== What the task asks ==
Write the material out again exactly as it stands.

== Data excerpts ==
============

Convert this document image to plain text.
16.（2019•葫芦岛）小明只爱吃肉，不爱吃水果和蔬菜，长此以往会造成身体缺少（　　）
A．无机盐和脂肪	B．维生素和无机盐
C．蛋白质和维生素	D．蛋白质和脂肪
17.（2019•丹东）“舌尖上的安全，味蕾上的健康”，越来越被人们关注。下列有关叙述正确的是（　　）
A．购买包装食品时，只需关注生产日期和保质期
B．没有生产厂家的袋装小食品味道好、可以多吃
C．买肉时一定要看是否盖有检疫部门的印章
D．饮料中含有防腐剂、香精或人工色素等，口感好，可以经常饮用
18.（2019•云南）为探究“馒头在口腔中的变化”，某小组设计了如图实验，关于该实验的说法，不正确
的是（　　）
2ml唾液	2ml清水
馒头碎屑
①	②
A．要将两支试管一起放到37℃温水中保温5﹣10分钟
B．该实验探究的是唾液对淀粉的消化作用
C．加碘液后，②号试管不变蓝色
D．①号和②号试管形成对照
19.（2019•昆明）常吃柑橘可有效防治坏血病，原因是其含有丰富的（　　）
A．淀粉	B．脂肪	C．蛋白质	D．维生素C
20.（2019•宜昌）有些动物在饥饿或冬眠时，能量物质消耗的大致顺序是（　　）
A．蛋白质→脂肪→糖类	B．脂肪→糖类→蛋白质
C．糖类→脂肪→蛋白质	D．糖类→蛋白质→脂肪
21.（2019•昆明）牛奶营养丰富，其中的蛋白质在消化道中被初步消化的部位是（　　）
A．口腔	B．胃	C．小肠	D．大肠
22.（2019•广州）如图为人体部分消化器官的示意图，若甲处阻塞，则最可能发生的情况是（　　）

============

== In response ==
Convert this document image to plain text.
16.（2019•葫芦岛）小明只爱吃肉，不爱吃水果和蔬菜，长此以往会造成身体缺少（　　）
A．无机盐和脂肪	B．维生素和无机盐
C．蛋白质和维生素	D．蛋白质和脂肪
17.（2019•丹东）“舌尖上的安全，味蕾上的健康”，越来越被人们关注。下列有关叙述正确的是（　　）
A．购买包装食品时，只需关注生产日期和保质期
B．没有生产厂家的袋装小食品味道好、可以多吃
C．买肉时一定要看是否盖有检疫部门的印章
D．饮料中含有防腐剂、香精或人工色素等，口感好，可以经常饮用
18.（2019•云南）为探究“馒头在口腔中的变化”，某小组设计了如图实验，关于该实验的说法，不正确
的是（　　）
2ml唾液	2ml清水
馒头碎屑
①	②
A．要将两支试管一起放到37℃温水中保温5﹣10分钟
B．该实验探究的是唾液对淀粉的消化作用
C．加碘液后，②号试管不变蓝色
D．①号和②号试管形成对照
19.（2019•昆明）常吃柑橘可有效防治坏血病，原因是其含有丰富的（　　）
A．淀粉	B．脂肪	C．蛋白质	D．维生素C
20.（2019•宜昌）有些动物在饥饿或冬眠时，能量物质消耗的大致顺序是（　　）
A．蛋白质→脂肪→糖类	B．脂肪→糖类→蛋白质
C．糖类→脂肪→蛋白质	D．糖类→蛋白质→脂肪
21.（2019•昆明）牛奶营养丰富，其中的蛋白质在消化道中被初步消化的部位是（　　）
A．口腔	B．胃	C．小肠	D．大肠
22.（2019•广州）如图为人体部分消化器官的示意图，若甲处阻塞，则最可能发生的情况是（　　）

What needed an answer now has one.